-- Start MATERIAL FOR THIS EXERCISE --

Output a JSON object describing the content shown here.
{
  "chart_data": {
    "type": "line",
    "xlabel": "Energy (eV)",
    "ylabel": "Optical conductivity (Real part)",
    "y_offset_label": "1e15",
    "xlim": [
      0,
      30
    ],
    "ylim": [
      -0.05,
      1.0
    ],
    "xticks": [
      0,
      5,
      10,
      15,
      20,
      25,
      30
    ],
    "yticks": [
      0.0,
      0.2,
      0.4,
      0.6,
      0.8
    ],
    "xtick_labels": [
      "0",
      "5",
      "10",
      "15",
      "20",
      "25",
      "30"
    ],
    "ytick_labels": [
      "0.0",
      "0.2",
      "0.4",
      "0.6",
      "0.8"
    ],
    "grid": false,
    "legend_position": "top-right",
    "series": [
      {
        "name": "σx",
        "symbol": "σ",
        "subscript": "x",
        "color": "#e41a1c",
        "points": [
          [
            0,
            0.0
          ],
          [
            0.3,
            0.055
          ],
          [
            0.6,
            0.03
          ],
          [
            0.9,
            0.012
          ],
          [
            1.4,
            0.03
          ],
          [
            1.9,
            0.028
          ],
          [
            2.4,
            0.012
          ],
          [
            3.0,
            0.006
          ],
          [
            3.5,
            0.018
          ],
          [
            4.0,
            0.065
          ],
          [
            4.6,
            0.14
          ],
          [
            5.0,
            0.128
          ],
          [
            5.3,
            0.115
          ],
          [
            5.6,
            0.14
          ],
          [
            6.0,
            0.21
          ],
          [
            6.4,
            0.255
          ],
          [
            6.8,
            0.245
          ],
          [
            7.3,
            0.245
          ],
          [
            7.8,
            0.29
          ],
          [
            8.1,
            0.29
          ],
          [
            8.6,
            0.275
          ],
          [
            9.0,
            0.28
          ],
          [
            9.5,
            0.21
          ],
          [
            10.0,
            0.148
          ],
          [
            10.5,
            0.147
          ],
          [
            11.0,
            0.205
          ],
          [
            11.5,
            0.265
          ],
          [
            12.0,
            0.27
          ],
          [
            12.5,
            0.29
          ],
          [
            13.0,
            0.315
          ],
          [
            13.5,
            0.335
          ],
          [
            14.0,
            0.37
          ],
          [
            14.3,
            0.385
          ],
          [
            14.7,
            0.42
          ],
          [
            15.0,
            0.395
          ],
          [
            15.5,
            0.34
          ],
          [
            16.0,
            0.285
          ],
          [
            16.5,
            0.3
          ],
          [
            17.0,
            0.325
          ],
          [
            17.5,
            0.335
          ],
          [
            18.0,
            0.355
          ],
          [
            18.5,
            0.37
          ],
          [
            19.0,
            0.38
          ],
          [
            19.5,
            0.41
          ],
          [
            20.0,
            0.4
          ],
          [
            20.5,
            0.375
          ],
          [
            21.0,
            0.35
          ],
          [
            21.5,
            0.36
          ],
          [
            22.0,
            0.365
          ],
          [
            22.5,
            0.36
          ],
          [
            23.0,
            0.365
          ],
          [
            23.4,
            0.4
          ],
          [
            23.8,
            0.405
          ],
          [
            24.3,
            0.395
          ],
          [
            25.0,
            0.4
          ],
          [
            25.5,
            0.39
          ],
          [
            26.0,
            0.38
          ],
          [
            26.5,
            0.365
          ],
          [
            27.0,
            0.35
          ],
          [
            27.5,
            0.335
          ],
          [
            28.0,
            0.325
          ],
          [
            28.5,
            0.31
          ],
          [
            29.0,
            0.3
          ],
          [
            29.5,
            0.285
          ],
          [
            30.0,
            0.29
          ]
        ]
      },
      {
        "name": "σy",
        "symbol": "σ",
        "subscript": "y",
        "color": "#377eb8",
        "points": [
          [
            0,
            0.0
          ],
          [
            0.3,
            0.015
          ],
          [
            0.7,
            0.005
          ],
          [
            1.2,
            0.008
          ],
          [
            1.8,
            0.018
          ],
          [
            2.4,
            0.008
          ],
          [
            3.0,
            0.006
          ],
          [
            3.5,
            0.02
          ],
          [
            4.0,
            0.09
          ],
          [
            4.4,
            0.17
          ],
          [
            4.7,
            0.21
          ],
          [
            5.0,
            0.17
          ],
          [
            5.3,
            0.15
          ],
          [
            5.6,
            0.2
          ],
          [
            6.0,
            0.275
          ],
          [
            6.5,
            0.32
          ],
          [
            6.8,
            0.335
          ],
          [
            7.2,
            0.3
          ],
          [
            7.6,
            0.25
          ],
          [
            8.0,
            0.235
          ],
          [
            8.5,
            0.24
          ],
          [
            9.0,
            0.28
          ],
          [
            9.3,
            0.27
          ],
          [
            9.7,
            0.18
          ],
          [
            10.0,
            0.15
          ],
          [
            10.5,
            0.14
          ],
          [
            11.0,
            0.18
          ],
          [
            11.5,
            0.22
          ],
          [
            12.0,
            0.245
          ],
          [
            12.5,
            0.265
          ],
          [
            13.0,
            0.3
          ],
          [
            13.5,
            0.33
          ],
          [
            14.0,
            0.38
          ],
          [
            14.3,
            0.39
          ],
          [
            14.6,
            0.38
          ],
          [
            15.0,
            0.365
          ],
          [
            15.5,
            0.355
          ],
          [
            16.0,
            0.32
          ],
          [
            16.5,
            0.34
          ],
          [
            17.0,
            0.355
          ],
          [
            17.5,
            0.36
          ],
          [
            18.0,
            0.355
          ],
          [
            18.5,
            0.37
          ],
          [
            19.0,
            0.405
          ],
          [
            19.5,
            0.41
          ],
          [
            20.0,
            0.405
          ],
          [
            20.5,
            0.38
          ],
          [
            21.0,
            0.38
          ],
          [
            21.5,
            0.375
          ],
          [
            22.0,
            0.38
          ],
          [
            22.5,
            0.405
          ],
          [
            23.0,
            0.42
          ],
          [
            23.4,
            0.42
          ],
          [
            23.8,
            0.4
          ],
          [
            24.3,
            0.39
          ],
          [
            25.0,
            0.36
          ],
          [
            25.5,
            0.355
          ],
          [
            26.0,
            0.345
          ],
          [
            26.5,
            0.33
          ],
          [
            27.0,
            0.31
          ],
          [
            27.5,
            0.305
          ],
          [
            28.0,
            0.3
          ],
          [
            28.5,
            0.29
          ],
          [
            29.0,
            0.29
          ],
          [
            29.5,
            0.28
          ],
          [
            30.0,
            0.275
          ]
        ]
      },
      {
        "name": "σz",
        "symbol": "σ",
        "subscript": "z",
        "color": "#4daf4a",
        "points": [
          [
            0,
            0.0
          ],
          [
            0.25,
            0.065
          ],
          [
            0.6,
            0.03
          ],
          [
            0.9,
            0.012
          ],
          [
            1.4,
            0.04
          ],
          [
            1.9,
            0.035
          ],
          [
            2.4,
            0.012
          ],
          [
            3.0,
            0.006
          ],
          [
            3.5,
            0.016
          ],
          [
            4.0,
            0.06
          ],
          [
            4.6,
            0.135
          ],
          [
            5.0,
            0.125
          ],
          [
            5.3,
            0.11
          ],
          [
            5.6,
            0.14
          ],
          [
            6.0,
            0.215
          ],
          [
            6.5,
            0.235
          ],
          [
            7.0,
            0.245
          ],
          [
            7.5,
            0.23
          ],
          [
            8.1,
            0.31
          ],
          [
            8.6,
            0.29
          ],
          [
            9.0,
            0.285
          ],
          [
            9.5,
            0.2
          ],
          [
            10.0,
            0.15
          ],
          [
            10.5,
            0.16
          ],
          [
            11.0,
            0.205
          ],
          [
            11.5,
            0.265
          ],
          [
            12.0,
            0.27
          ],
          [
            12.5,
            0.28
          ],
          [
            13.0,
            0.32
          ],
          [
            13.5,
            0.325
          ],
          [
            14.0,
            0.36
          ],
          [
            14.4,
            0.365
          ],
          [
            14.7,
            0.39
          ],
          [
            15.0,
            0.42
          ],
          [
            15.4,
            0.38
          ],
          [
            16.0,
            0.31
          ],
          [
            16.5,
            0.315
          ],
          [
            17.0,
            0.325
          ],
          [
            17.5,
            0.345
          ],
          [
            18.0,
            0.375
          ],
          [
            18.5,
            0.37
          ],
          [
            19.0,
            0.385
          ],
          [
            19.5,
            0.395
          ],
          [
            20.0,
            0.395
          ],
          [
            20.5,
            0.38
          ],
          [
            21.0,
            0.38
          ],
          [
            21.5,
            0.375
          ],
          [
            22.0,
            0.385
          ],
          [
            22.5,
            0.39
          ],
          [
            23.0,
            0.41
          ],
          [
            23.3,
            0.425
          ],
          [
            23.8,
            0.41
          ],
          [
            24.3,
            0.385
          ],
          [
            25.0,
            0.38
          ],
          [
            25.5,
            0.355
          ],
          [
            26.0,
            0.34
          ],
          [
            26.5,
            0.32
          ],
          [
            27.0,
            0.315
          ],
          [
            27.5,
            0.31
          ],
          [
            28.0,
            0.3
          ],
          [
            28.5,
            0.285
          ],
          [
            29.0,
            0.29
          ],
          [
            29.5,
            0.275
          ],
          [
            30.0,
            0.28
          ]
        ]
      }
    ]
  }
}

-- End MATERIAL FOR THIS EXERCISE --

• PROBLEM TO WORK ON
Only lines with the word "color" should be collected from the material.

• WRITTEN SOLUTION
        "color": "#e41a1c",
        "color": "#377eb8",
        "color": "#4daf4a",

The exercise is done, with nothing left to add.